* WHAT THE TASK REQUIRES *
Report how many lines contain "Сокращение". Give the number and nothing else.

* Data tied to figure images *
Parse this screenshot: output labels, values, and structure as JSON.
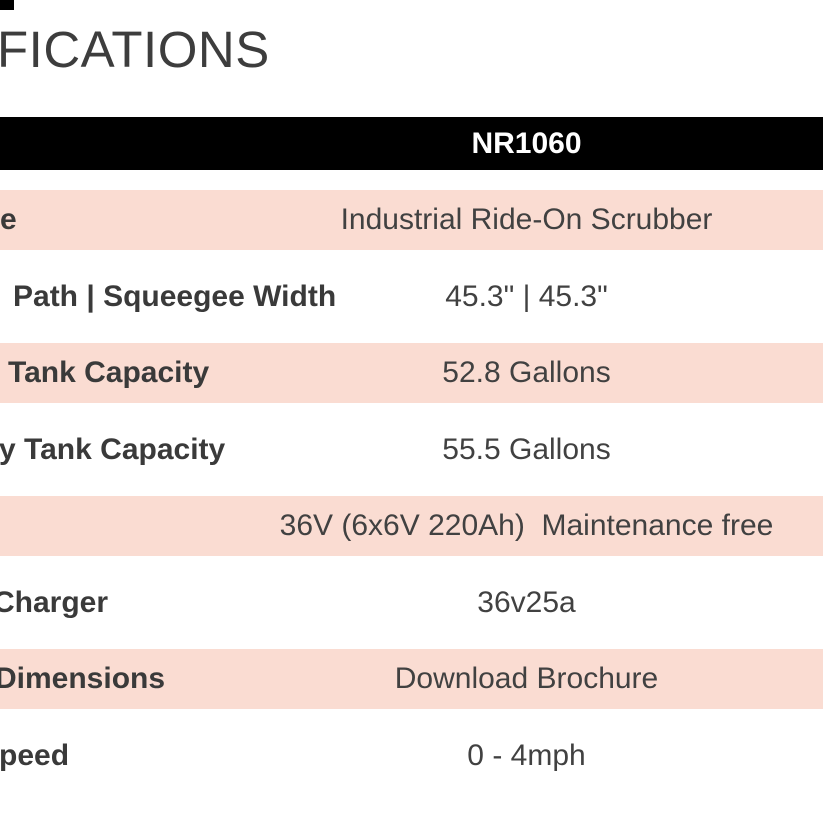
{
  "page": {
    "heading": "FICATIONS"
  },
  "colors": {
    "row_pink": "#fadcd2",
    "row_white": "#ffffff",
    "header_bg": "#000000",
    "header_text": "#ffffff",
    "body_text": "#414141"
  },
  "table": {
    "header": {
      "title": "NR1060"
    },
    "rows": [
      {
        "label": "e",
        "value": "Industrial Ride-On Scrubber",
        "link": false
      },
      {
        "label": "Path | Squeegee Width",
        "value": "45.3\" | 45.3\"",
        "link": false
      },
      {
        "label": "Tank Capacity",
        "value": "52.8 Gallons",
        "link": false
      },
      {
        "label": "y Tank Capacity",
        "value": "55.5 Gallons",
        "link": false
      },
      {
        "label": "",
        "value": "36V (6x6V 220Ah)  Maintenance free",
        "link": false
      },
      {
        "label": "Charger",
        "value": "36v25a",
        "link": false
      },
      {
        "label": "Dimensions",
        "value": "Download Brochure",
        "link": true
      },
      {
        "label": "peed",
        "value": "0 - 4mph",
        "link": false
      }
    ]
  }
}
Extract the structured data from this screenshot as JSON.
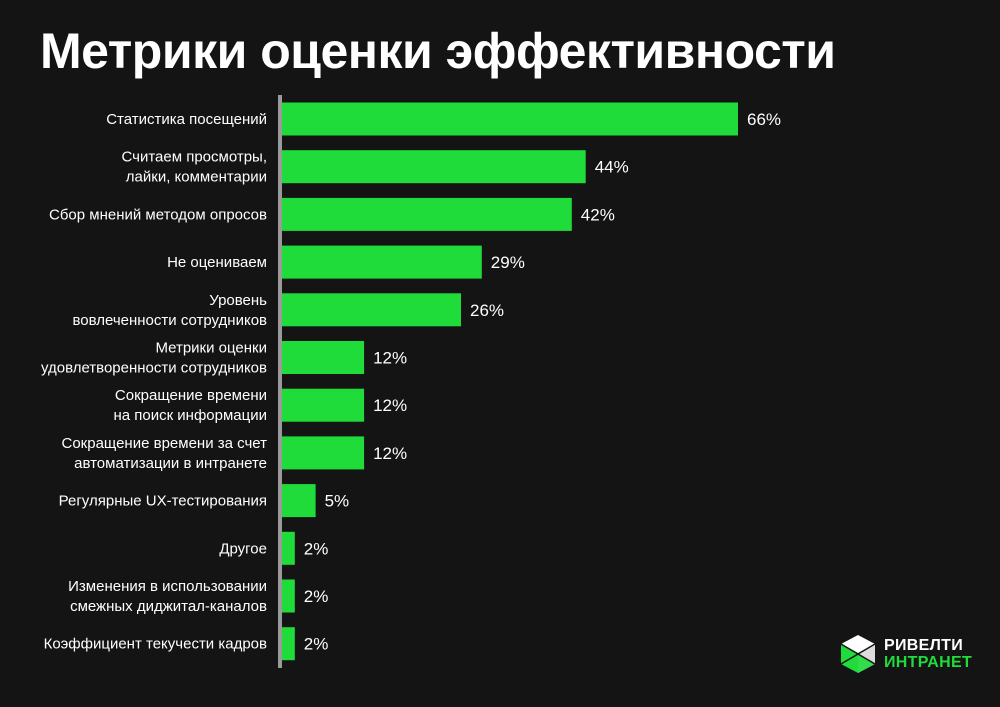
{
  "colors": {
    "background": "#141414",
    "bar": "#1fdc3a",
    "text": "#ffffff",
    "axis": "#9a9a9a"
  },
  "chart_data": {
    "type": "bar",
    "orientation": "horizontal",
    "title": "Метрики оценки эффективности",
    "unit": "%",
    "categories": [
      [
        "Статистика посещений"
      ],
      [
        "Считаем просмотры,",
        "лайки, комментарии"
      ],
      [
        "Сбор мнений методом опросов"
      ],
      [
        "Не оцениваем"
      ],
      [
        "Уровень",
        "вовлеченности сотрудников"
      ],
      [
        "Метрики оценки",
        "удовлетворенности сотрудников"
      ],
      [
        "Сокращение времени",
        "на поиск информации"
      ],
      [
        "Сокращение времени за счет",
        "автоматизации в интранете"
      ],
      [
        "Регулярные UX-тестирования"
      ],
      [
        "Другое"
      ],
      [
        "Изменения в использовании",
        "смежных диджитал-каналов"
      ],
      [
        "Коэффициент текучести кадров"
      ]
    ],
    "values": [
      66,
      44,
      42,
      29,
      26,
      12,
      12,
      12,
      5,
      2,
      2,
      2
    ],
    "value_labels": [
      "66%",
      "44%",
      "42%",
      "29%",
      "26%",
      "12%",
      "12%",
      "12%",
      "5%",
      "2%",
      "2%",
      "2%"
    ],
    "xlim": [
      0,
      66
    ],
    "grid": false,
    "legend": "none"
  },
  "logo": {
    "line1": "РИВЕЛТИ",
    "line2": "ИНТРАНЕТ",
    "icon": "cube-logo-icon"
  }
}
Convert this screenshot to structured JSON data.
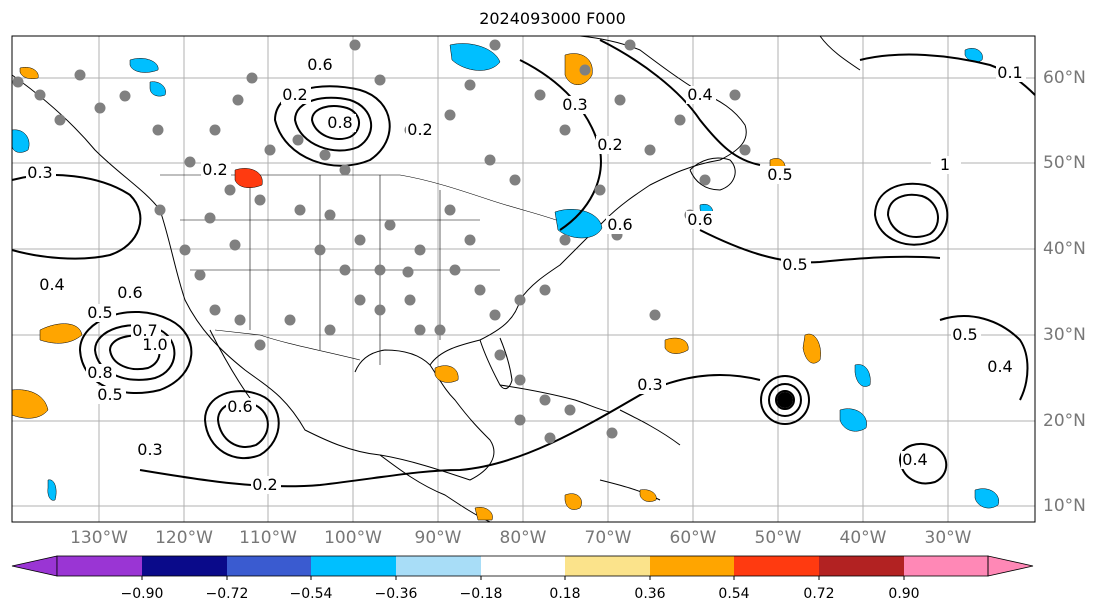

* SOLUTION TO THE PROBLEM *
2